* BEGIN EXCERPTED DATA *

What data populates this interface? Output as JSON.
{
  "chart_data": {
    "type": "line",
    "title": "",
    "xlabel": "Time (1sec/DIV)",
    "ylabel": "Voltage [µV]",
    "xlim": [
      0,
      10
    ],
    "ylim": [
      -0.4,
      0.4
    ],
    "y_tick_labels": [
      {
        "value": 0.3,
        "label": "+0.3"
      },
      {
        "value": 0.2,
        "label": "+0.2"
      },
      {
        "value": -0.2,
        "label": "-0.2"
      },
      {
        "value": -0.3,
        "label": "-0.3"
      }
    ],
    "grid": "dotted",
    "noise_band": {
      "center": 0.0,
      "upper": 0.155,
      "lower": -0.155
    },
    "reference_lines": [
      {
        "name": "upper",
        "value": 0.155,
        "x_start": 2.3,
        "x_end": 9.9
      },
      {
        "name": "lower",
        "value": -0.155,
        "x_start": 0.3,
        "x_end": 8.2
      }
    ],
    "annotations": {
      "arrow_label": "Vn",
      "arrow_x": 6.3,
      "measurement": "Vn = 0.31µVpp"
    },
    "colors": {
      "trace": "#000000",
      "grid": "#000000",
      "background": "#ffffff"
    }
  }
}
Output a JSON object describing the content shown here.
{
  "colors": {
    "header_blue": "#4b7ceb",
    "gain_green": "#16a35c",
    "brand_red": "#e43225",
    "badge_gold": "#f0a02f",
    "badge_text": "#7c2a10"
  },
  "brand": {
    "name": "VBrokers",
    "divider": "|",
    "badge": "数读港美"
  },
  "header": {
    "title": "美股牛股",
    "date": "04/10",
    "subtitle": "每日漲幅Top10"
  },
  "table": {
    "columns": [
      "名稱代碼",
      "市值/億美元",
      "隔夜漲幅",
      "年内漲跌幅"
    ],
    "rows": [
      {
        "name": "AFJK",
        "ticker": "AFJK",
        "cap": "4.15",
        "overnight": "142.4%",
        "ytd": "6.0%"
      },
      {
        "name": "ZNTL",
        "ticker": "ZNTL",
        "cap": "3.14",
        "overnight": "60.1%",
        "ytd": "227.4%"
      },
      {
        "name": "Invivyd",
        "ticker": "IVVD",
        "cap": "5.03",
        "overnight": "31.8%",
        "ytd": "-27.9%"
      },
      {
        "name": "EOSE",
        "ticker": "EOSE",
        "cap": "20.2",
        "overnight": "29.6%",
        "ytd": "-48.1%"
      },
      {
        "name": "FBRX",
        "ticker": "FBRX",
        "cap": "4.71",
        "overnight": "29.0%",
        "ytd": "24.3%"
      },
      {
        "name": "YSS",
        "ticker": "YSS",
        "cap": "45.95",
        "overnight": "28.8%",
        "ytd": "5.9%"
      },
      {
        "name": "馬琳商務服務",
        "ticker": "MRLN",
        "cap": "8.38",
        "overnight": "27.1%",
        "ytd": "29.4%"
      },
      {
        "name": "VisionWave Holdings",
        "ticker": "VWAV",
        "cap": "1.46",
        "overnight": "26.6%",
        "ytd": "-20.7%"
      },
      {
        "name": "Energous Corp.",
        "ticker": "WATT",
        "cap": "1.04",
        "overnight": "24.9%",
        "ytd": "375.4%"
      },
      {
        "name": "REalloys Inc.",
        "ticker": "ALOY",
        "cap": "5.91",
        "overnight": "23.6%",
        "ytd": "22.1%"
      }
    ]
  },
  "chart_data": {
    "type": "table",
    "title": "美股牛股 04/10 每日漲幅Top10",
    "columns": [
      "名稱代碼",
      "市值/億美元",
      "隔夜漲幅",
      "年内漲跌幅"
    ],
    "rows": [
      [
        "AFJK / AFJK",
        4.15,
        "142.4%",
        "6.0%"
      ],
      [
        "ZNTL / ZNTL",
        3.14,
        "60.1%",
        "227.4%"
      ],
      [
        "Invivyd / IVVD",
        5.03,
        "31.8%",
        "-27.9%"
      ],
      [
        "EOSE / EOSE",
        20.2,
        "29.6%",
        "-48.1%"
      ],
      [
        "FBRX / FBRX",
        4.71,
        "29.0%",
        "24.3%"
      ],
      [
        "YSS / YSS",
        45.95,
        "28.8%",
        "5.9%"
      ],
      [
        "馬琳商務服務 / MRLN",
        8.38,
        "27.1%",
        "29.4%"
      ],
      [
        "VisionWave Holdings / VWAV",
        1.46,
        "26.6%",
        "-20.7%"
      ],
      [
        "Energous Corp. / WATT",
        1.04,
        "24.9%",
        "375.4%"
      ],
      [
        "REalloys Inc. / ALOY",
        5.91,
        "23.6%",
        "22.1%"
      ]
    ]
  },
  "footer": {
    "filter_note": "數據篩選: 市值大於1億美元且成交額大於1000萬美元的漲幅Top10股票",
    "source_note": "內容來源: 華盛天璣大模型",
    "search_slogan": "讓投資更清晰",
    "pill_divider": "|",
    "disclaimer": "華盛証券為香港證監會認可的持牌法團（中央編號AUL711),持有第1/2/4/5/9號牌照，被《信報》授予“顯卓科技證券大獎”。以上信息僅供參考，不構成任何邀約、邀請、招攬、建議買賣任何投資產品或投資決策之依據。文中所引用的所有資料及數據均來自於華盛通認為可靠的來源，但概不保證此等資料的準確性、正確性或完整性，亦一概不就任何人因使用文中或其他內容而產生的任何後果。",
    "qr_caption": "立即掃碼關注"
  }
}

* END EXCERPTED DATA *
* BEGIN EXCERPTED DATA *

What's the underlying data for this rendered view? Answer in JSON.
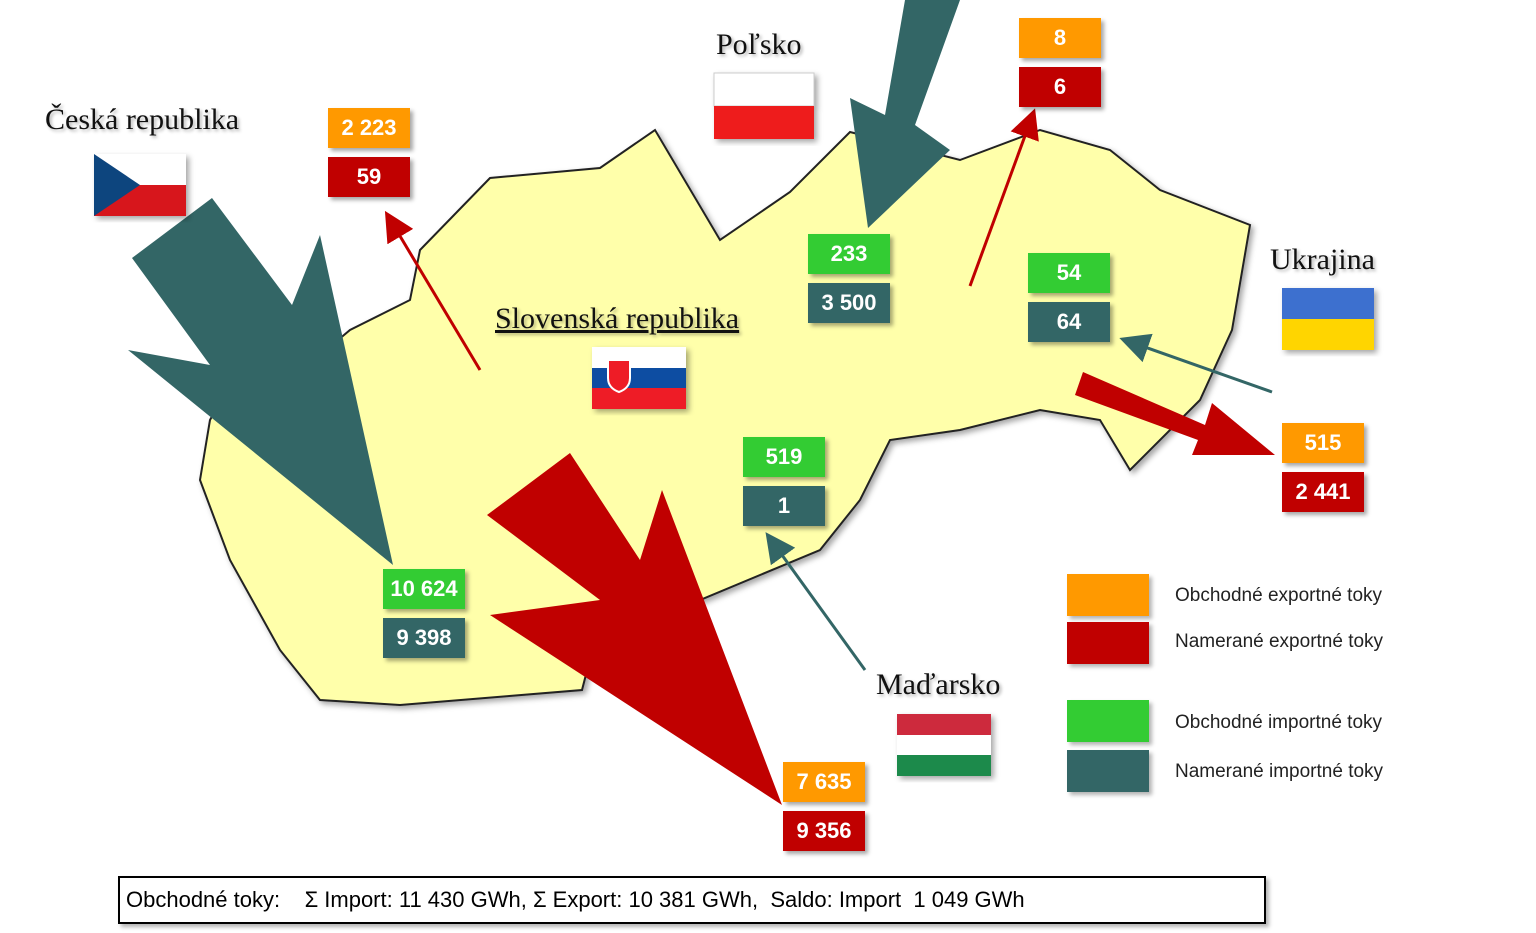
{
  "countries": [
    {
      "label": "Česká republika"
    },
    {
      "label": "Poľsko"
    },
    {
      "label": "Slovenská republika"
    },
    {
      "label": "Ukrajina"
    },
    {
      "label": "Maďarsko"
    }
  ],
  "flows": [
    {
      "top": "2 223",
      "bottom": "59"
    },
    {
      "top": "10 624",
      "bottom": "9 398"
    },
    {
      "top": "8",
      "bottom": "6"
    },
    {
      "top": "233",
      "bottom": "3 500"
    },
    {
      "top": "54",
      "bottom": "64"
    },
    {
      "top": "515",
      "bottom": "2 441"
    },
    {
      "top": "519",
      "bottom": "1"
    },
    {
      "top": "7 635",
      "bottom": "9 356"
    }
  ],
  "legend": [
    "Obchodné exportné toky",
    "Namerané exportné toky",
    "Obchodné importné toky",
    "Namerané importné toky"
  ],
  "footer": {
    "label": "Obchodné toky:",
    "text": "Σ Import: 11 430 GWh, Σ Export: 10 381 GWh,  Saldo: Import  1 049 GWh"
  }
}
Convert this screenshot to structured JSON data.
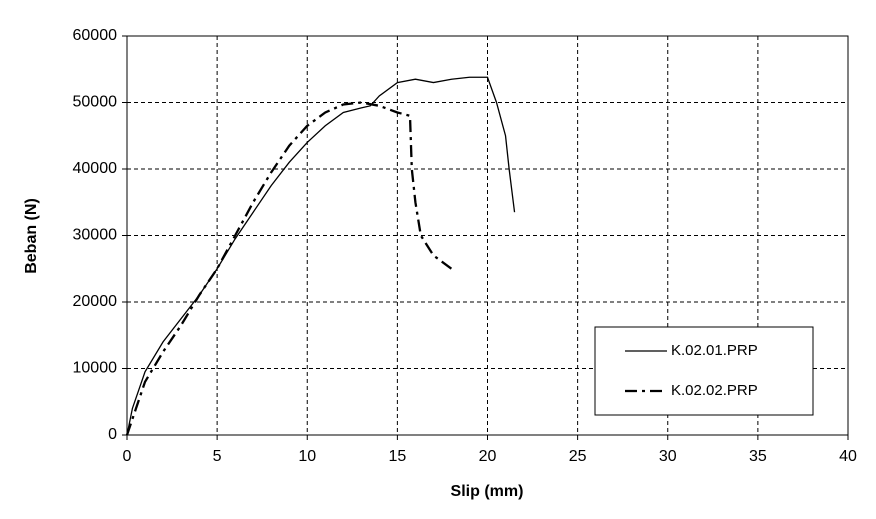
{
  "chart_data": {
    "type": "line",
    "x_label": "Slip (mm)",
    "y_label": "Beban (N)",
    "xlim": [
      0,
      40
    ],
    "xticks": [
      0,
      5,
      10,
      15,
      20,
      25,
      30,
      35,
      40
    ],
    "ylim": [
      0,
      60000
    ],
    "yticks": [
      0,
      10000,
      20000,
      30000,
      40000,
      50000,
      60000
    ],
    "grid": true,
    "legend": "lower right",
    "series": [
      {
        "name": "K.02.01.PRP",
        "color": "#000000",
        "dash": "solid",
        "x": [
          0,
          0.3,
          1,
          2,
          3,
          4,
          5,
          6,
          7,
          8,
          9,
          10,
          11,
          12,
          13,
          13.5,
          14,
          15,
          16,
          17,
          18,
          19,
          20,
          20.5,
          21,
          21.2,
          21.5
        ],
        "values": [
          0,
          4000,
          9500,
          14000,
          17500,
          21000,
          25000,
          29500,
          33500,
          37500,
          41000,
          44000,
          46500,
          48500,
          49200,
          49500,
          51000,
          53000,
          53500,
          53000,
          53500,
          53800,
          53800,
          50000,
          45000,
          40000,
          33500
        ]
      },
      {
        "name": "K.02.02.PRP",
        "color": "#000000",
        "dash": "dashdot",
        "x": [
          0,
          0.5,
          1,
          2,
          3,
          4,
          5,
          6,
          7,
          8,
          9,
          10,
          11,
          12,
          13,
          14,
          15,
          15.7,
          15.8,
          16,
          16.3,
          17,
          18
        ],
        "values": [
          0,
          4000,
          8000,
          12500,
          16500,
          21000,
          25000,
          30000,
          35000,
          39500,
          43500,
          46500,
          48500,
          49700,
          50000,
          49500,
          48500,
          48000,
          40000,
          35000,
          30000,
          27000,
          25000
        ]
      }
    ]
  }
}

* END EXCERPTED DATA *
* BEGIN EXCERPTED DATA *

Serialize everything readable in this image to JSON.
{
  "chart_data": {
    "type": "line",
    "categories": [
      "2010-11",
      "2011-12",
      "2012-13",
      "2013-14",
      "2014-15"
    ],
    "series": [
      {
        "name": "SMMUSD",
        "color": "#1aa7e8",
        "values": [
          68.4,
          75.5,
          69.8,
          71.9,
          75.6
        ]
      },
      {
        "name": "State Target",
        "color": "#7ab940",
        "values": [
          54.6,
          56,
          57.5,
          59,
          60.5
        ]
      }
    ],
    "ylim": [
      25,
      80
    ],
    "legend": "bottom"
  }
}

* END EXCERPTED DATA *

§ PROBLEM STATEMENT:
Scan the material above. Return every line containing the string "Energous".

§ CORRECT RESULT:
        "name": "Energous Corp.",
        "Energous Corp. / WATT",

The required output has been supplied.